* REQUEST: Find the lines holding the string "JSON" in the data, then copy all of them.

· · · · · · ·

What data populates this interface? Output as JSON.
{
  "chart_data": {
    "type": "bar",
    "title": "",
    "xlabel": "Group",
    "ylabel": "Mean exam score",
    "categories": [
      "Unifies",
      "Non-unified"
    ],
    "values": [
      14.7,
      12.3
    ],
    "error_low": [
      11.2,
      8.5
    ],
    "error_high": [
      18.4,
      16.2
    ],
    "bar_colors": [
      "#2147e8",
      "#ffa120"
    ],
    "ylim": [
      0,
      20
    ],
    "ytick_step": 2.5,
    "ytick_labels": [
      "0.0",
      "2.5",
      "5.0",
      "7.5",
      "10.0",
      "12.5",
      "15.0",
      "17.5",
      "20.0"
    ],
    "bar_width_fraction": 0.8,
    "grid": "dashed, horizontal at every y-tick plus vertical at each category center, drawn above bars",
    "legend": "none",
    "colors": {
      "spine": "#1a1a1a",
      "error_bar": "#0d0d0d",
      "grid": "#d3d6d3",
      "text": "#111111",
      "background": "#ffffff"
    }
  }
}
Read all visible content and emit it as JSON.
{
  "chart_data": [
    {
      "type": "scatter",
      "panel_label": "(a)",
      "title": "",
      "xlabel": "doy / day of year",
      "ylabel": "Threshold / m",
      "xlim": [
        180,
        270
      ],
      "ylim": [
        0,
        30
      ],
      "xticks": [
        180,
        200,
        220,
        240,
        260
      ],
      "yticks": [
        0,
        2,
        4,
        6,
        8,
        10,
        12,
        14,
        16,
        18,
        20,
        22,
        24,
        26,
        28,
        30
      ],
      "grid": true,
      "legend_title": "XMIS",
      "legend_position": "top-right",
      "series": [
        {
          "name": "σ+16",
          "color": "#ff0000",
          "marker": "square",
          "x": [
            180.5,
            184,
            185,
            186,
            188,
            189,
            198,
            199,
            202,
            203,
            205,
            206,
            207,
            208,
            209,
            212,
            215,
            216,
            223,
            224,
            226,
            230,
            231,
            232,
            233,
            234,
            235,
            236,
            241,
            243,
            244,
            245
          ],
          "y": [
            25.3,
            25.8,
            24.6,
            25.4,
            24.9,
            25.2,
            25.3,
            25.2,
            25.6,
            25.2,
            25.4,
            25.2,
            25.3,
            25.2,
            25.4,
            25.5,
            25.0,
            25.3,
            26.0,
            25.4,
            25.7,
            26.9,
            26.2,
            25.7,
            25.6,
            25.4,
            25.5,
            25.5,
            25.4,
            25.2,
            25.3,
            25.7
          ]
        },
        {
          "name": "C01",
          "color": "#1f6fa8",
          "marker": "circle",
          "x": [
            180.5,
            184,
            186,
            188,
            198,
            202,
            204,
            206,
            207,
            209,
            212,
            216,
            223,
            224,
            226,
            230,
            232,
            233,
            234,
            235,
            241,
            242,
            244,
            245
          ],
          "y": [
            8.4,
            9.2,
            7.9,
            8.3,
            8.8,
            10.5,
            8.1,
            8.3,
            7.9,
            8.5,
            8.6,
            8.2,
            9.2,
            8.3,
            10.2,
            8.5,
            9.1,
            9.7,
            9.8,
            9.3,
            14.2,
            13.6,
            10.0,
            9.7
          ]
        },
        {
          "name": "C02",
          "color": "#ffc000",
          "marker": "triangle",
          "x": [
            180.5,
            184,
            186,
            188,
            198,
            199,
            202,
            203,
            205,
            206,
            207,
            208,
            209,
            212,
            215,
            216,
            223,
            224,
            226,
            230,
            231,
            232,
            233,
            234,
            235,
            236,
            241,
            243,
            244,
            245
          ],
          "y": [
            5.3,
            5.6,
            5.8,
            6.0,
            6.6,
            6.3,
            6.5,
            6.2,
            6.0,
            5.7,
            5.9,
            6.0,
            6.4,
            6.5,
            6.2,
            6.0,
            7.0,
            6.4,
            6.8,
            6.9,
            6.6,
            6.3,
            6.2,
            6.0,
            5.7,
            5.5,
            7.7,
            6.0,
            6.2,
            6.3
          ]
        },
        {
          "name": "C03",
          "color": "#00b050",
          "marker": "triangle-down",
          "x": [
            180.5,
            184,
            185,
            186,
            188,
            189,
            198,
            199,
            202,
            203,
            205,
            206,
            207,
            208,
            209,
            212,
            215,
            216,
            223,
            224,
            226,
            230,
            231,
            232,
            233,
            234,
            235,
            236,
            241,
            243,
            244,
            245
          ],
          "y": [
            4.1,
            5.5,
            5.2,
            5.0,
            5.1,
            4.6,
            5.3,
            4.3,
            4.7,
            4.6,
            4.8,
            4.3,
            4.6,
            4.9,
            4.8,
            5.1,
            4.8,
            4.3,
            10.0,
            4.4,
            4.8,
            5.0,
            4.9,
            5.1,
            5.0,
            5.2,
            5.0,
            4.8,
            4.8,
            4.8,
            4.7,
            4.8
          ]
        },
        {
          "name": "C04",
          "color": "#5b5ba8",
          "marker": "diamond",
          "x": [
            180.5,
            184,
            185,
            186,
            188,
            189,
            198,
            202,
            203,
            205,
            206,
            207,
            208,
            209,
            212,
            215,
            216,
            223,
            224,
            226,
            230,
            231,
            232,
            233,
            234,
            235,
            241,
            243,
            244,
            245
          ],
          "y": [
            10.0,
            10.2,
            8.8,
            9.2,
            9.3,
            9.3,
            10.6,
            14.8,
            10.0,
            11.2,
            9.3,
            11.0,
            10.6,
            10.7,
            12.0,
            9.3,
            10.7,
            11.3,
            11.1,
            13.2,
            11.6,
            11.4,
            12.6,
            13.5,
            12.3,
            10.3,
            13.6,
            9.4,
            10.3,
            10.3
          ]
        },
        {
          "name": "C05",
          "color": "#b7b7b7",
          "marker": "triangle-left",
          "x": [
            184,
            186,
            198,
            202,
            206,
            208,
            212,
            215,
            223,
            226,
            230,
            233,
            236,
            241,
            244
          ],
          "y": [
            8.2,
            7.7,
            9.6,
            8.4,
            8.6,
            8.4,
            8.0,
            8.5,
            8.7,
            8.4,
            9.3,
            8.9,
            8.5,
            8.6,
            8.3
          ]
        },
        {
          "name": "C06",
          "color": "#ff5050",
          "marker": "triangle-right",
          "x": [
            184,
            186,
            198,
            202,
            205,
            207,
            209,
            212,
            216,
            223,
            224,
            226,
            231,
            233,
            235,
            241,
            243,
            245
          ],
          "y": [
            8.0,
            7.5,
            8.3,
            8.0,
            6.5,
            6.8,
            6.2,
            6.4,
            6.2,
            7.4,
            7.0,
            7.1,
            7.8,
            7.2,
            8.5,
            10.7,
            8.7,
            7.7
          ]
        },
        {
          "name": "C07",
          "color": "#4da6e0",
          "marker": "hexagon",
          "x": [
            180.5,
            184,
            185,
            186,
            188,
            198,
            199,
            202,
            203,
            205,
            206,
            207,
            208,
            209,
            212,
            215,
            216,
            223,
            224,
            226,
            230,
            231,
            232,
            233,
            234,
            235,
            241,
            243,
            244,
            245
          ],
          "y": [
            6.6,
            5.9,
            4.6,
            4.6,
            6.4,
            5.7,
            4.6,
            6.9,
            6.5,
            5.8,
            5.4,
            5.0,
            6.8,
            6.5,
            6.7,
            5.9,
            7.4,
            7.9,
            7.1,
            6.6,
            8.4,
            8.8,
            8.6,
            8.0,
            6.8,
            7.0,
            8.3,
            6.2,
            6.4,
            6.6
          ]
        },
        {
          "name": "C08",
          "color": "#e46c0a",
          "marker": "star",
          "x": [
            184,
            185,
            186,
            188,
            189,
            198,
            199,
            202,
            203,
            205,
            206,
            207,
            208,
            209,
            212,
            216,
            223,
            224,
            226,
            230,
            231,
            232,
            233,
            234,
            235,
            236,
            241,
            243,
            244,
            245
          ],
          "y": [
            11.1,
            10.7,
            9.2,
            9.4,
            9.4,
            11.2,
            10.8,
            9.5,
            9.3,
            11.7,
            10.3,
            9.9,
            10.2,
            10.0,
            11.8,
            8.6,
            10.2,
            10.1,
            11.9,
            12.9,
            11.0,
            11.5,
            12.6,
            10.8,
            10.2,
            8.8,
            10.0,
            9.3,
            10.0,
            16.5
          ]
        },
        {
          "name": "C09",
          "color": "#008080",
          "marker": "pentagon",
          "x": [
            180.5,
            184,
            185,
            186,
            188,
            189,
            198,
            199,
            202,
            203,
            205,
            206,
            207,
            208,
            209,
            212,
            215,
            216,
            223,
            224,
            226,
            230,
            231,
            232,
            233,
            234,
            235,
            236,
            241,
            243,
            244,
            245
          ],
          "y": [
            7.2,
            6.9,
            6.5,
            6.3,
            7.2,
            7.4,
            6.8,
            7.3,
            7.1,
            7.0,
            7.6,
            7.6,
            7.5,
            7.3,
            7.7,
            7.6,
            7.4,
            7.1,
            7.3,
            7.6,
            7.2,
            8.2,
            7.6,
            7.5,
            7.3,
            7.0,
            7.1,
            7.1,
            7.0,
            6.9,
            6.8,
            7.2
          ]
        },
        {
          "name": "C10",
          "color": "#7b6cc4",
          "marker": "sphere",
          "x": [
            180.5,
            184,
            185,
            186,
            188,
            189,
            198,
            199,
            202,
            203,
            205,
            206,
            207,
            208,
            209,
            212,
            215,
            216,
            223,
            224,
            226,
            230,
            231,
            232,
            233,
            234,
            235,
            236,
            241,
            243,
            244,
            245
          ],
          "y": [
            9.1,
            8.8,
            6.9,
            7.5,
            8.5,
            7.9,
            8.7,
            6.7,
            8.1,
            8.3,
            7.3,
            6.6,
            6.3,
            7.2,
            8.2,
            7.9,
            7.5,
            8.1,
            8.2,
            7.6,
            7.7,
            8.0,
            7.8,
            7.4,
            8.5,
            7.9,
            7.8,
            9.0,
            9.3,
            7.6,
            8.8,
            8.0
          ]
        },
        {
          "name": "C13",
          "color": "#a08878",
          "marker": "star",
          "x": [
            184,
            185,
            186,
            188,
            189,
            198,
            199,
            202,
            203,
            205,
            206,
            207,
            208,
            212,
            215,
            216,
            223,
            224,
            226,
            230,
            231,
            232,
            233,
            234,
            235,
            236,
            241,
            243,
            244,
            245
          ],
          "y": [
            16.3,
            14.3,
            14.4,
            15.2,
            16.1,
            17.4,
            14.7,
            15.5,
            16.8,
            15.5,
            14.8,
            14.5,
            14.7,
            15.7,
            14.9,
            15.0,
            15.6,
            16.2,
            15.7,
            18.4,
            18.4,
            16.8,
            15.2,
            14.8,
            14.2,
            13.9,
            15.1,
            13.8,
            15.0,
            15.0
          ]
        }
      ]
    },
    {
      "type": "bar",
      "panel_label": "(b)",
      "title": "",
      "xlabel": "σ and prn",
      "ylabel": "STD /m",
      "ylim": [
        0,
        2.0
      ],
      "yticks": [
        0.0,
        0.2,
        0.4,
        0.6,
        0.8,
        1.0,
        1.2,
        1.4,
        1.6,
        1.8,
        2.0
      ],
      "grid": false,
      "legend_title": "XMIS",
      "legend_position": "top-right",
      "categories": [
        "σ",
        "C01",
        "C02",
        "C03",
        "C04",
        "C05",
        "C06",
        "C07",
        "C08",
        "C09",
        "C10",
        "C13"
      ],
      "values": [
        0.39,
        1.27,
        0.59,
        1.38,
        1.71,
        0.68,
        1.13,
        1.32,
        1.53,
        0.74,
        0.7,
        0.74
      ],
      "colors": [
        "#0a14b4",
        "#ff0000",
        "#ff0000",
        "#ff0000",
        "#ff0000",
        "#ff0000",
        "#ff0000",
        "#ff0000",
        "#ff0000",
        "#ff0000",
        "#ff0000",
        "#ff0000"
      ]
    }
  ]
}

· · · · · · ·

* FINAL RESULT:
What data populates this interface? Output as JSON.
Read all visible content and emit it as JSON.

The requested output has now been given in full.